* Provided information
-- START --

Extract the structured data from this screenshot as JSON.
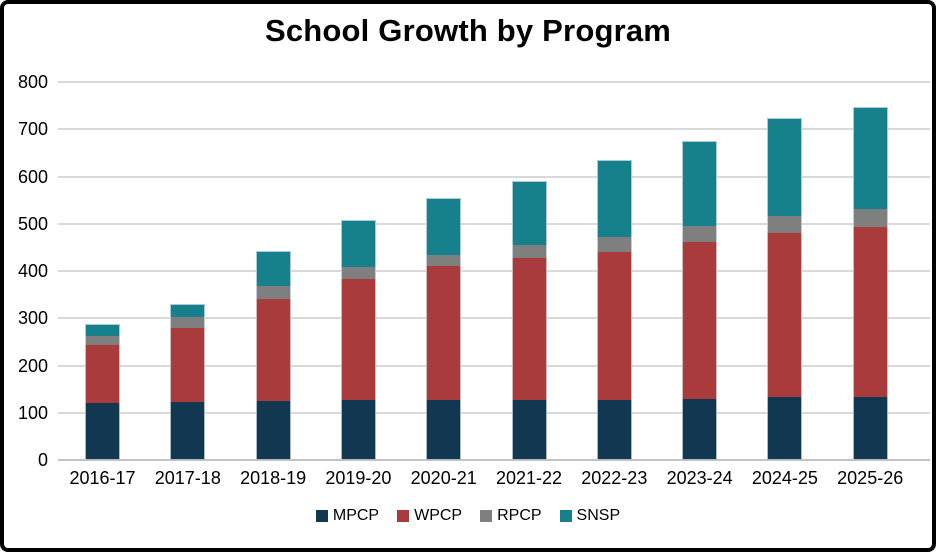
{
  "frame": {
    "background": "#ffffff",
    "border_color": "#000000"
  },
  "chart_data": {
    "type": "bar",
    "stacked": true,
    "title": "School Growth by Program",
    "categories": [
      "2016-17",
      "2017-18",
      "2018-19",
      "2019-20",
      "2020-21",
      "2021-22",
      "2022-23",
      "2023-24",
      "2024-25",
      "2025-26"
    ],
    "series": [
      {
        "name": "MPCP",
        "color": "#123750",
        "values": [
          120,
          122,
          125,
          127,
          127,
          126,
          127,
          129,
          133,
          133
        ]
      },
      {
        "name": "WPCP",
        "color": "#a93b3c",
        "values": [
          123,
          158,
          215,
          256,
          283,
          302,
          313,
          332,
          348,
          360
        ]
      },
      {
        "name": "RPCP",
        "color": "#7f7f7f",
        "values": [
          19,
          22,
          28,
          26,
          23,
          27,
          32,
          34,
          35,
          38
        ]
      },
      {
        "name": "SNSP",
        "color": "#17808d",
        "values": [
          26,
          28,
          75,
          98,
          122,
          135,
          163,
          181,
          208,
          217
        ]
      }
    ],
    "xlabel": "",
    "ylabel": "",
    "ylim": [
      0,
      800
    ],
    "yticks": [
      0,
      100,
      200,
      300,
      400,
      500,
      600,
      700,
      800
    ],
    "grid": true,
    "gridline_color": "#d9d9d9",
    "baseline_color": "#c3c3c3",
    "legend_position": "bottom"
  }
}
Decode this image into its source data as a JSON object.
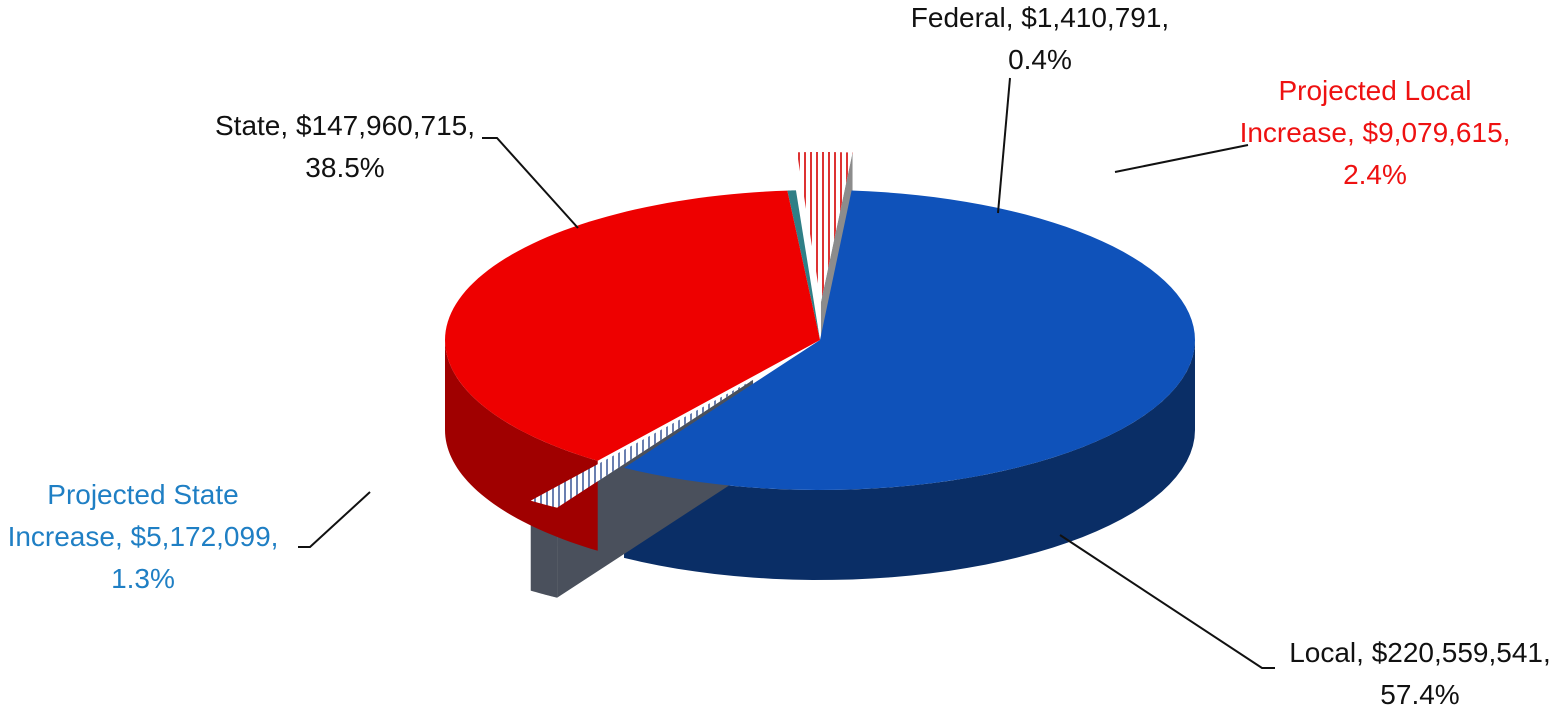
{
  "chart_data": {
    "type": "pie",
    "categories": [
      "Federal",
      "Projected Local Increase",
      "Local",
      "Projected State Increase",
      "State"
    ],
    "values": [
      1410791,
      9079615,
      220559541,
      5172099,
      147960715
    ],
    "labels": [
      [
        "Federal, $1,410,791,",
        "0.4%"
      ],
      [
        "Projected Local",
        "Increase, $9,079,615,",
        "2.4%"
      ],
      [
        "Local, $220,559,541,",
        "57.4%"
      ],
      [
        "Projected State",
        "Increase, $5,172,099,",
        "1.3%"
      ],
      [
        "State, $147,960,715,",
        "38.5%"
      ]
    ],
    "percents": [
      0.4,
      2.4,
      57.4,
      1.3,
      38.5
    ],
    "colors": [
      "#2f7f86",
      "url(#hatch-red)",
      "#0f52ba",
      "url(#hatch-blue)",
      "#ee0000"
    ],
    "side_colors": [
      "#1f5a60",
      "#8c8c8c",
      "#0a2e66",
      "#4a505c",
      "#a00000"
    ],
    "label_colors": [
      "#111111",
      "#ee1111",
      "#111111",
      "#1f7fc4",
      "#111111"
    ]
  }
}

-- END --

* The exercise
Using the listing, collect all lines in which the string "State" is found.

* Expected answer
      "Projected State Increase",
      "State"
        "Projected State",
        "State, $147,960,715,",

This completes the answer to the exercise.